- [DATA SHOWN]
************

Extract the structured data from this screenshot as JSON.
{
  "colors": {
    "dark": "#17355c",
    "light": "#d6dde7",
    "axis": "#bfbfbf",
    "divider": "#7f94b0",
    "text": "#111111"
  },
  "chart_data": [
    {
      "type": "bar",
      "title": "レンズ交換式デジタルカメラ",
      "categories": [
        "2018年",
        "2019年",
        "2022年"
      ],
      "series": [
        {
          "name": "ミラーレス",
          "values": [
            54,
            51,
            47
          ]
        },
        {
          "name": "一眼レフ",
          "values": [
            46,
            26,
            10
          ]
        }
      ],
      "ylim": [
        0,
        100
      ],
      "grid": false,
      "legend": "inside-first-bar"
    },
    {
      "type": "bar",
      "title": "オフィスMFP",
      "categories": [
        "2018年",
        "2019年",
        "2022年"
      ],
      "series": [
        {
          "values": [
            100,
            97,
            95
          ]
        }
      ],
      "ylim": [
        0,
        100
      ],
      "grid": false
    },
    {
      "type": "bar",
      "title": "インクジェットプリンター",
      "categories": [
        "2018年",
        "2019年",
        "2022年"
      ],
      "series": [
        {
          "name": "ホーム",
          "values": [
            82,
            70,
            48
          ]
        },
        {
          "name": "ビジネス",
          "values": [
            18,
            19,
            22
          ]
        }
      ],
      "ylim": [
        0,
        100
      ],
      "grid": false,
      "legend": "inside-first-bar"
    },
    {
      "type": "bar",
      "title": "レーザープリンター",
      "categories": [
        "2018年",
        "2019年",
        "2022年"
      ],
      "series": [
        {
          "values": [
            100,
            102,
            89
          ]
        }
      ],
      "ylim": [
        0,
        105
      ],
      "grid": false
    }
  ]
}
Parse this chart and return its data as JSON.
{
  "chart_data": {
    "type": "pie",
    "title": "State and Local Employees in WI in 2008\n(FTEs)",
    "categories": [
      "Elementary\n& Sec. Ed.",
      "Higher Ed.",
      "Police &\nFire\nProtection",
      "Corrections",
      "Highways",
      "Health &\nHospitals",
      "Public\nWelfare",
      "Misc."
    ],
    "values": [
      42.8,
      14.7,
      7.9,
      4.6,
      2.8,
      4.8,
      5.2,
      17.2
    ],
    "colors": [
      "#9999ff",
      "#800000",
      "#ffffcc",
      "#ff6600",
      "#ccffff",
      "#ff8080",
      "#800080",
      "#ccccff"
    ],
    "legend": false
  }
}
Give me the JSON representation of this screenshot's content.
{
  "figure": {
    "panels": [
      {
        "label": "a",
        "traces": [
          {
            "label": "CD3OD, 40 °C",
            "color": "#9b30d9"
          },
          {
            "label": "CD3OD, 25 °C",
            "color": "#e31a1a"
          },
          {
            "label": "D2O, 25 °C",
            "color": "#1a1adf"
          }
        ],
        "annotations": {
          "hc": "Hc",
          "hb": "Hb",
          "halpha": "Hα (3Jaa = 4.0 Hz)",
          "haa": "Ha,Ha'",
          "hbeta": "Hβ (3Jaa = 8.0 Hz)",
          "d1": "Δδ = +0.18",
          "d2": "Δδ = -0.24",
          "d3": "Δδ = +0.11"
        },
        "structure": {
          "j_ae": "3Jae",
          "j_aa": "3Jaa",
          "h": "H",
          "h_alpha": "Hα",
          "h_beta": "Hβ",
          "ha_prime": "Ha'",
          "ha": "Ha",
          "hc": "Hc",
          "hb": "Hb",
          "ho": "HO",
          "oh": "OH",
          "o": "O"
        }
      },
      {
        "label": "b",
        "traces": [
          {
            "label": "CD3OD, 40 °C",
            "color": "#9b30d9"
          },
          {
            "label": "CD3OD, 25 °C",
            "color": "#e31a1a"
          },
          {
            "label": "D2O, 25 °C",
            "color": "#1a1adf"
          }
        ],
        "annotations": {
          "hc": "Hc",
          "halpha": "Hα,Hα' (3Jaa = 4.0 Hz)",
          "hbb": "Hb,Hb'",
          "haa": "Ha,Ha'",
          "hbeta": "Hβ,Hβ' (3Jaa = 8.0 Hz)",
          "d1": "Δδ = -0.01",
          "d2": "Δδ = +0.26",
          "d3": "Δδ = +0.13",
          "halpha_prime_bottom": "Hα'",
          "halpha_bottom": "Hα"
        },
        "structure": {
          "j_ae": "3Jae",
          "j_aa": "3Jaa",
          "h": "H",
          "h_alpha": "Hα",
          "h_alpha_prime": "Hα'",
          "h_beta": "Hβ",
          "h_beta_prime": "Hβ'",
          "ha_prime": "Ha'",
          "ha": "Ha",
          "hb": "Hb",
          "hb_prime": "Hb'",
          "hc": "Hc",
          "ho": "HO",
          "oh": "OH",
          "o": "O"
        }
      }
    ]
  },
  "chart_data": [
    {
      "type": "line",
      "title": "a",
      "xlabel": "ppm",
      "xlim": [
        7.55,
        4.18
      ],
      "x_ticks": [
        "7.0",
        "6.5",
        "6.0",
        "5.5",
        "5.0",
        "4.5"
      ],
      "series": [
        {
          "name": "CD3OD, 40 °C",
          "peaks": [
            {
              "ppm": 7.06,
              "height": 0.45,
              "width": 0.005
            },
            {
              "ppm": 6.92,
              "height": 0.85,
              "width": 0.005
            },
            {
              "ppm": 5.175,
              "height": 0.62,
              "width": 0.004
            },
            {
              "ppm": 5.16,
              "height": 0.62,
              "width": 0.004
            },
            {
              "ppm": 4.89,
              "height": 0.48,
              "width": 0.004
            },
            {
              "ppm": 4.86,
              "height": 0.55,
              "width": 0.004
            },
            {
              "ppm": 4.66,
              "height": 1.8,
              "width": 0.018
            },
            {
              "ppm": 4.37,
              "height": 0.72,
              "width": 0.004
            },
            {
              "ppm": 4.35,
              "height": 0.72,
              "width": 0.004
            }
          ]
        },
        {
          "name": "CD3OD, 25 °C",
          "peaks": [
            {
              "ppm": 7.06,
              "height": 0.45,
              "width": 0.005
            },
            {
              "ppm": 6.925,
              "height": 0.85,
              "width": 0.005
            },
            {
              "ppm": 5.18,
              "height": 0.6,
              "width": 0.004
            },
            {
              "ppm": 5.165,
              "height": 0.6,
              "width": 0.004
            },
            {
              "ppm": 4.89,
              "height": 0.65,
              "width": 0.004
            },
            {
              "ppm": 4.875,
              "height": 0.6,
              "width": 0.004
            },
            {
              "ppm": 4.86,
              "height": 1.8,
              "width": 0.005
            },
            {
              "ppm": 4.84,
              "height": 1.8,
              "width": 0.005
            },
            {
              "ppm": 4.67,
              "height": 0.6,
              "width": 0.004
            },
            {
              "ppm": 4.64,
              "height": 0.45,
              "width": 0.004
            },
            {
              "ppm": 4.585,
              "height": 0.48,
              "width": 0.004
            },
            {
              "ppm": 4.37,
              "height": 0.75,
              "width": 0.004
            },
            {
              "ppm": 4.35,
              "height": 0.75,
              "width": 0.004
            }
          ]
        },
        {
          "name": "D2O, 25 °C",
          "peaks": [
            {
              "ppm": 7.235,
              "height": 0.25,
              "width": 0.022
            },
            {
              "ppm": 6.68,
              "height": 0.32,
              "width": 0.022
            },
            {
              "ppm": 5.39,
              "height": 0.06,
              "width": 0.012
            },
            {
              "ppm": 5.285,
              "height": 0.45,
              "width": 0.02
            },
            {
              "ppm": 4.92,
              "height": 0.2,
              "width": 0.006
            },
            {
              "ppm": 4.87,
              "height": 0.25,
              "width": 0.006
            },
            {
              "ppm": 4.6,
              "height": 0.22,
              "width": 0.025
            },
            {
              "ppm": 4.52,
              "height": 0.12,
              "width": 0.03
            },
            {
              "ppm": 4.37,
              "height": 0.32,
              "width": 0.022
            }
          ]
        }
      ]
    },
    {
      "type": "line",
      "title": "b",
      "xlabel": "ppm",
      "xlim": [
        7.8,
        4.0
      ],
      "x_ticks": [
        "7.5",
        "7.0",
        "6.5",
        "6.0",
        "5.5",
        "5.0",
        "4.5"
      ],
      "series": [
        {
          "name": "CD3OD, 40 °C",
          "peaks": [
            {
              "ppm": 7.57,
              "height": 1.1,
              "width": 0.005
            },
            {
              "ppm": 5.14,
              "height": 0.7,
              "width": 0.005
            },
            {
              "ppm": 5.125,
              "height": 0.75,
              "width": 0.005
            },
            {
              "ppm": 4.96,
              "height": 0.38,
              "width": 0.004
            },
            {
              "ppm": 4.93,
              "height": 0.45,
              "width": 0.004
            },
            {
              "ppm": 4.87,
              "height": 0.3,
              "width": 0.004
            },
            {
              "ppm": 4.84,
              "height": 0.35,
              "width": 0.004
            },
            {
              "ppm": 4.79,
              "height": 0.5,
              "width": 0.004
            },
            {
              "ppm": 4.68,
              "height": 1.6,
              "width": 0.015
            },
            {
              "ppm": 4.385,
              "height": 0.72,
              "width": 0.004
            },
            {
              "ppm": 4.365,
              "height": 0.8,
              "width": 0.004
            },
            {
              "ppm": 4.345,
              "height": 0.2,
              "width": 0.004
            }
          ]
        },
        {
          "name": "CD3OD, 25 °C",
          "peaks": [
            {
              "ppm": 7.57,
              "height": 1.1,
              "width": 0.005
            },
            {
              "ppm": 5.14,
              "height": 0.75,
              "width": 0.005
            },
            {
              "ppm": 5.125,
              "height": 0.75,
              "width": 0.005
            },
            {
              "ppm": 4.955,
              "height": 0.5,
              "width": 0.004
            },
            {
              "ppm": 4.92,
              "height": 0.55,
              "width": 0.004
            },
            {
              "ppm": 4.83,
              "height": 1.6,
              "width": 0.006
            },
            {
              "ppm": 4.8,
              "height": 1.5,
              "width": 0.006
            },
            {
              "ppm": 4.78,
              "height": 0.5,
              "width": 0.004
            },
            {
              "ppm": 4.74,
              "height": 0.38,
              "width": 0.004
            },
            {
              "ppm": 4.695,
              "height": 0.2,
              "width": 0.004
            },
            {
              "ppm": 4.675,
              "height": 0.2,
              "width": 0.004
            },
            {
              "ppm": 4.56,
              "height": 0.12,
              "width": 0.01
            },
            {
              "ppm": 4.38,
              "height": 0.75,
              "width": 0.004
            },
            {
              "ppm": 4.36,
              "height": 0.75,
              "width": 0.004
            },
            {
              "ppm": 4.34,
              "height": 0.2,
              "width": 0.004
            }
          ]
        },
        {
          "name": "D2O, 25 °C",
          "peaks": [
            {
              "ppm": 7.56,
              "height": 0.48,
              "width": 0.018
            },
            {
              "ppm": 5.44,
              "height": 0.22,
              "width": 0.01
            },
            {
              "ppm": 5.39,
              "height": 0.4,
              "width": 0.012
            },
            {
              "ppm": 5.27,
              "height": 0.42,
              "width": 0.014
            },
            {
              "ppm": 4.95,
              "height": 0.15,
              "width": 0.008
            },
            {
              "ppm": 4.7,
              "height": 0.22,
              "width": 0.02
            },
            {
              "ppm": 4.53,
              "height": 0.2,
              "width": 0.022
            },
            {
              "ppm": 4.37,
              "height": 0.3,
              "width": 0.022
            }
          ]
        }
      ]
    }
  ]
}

************

- [SHORT TASK]
Work out how many lines of the listing above include the word "JSON". Report only the number.

- [THE RESULT]
3